**TASK INSTRUCTIONS:**
Below are records; state how many of their lines hold the word "interface", and give only the figure.

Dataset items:

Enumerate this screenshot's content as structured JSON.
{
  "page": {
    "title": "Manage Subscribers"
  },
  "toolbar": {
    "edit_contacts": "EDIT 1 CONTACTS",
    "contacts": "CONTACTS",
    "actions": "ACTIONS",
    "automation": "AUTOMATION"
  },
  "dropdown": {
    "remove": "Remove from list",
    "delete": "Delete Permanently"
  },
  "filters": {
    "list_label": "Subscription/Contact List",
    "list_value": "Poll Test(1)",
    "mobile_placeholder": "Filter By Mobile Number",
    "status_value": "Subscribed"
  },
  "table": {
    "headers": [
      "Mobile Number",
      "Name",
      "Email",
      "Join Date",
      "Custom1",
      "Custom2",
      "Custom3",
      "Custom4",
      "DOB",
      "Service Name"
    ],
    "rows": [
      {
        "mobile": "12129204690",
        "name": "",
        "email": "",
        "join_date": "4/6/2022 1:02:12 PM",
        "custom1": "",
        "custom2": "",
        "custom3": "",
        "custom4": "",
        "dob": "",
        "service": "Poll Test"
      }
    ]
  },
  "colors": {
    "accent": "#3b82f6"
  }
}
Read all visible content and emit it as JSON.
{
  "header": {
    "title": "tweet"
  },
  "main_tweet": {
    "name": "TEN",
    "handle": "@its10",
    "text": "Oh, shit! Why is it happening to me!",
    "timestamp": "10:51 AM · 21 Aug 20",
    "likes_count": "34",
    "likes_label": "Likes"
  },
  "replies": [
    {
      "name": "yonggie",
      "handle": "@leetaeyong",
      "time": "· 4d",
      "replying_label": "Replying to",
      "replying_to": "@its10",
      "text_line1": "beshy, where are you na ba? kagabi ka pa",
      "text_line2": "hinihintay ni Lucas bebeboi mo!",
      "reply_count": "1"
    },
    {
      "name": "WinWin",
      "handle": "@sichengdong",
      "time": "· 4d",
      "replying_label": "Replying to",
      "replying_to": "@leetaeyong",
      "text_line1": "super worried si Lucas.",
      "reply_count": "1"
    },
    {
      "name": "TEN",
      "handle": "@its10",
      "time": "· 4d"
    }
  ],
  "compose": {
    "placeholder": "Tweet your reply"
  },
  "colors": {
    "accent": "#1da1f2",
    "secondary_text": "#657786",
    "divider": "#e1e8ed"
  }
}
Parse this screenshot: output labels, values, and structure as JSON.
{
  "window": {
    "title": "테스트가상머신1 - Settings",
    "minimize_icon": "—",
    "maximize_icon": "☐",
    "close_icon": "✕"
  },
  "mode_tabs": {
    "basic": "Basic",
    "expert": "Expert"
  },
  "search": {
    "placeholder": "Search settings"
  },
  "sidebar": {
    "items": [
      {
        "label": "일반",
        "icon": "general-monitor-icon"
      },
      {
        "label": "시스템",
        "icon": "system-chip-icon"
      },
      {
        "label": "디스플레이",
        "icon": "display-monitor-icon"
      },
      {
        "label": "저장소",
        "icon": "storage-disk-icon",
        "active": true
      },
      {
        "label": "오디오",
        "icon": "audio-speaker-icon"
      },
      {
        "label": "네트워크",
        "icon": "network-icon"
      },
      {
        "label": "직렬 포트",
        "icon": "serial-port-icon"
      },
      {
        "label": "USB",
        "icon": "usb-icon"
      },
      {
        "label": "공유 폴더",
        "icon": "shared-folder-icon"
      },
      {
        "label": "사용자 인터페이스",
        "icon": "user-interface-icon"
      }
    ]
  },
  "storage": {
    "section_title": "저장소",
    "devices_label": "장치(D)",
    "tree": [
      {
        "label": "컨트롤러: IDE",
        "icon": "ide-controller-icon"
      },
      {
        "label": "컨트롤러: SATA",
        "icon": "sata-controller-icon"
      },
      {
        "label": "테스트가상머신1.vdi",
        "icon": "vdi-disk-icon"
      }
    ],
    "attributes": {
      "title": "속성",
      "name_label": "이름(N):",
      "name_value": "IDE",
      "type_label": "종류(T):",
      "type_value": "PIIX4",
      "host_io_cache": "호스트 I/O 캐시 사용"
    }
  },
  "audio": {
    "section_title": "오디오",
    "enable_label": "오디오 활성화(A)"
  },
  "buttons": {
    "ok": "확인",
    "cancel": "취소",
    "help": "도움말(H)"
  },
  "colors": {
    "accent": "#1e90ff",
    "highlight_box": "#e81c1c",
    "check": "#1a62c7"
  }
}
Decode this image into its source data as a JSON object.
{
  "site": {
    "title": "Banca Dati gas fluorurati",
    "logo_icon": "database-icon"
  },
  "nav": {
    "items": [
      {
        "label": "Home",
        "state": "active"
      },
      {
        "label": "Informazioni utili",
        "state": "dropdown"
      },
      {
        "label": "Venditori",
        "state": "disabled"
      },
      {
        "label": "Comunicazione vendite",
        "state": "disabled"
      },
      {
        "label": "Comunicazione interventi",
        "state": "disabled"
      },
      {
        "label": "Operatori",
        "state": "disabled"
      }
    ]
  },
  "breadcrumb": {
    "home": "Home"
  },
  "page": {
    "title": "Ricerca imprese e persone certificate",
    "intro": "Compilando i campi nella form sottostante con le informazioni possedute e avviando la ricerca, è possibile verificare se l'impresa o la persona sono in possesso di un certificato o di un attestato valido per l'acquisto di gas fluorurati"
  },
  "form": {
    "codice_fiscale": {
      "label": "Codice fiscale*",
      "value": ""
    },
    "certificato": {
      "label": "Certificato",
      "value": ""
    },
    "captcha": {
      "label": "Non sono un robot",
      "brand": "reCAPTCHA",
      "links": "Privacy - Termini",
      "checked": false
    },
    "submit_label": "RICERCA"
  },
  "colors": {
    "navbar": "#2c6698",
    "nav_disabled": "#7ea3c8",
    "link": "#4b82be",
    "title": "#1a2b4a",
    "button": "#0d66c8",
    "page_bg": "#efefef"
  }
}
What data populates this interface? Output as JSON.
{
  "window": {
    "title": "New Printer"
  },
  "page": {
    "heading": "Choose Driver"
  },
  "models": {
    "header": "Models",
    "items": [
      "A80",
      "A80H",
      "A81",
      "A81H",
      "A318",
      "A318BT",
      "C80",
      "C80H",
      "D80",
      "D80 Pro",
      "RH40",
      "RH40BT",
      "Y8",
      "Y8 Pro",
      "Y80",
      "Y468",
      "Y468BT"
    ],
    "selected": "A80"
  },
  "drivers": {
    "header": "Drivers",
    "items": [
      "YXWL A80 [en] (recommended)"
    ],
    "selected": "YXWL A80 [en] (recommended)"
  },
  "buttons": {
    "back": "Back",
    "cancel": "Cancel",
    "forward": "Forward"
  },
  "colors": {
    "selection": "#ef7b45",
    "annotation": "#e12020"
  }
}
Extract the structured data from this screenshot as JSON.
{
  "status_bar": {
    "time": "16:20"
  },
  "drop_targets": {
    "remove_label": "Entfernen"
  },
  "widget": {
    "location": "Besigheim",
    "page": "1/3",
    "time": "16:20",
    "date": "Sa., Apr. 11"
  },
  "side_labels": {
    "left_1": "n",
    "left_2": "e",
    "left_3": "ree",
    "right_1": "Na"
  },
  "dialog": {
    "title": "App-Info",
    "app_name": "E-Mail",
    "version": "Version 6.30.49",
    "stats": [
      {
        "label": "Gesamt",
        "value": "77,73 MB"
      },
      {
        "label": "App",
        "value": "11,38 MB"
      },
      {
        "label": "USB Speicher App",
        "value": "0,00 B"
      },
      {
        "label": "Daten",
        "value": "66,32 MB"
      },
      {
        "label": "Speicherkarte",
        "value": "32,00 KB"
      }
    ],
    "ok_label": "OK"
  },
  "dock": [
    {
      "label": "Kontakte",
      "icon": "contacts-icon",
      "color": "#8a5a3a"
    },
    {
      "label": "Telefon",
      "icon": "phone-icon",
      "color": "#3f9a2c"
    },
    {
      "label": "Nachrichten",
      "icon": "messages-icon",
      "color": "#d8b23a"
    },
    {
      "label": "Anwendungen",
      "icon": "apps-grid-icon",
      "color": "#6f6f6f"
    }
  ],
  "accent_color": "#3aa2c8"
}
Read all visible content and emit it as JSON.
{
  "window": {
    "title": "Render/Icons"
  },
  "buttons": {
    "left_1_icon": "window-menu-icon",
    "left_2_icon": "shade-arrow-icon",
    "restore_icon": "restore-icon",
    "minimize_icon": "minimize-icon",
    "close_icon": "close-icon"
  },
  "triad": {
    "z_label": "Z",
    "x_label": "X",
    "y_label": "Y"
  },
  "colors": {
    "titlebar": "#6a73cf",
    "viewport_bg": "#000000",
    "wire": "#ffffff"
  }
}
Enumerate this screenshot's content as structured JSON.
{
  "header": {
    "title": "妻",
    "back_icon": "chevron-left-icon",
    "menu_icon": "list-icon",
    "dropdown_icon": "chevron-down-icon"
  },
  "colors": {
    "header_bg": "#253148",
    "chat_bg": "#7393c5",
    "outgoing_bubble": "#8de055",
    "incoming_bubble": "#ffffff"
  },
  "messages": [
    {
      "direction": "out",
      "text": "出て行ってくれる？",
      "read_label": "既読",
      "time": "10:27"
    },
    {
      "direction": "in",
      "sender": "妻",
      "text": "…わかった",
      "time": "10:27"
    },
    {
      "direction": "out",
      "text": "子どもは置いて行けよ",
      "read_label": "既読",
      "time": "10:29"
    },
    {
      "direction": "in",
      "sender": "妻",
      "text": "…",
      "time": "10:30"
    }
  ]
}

**RESULT:**
2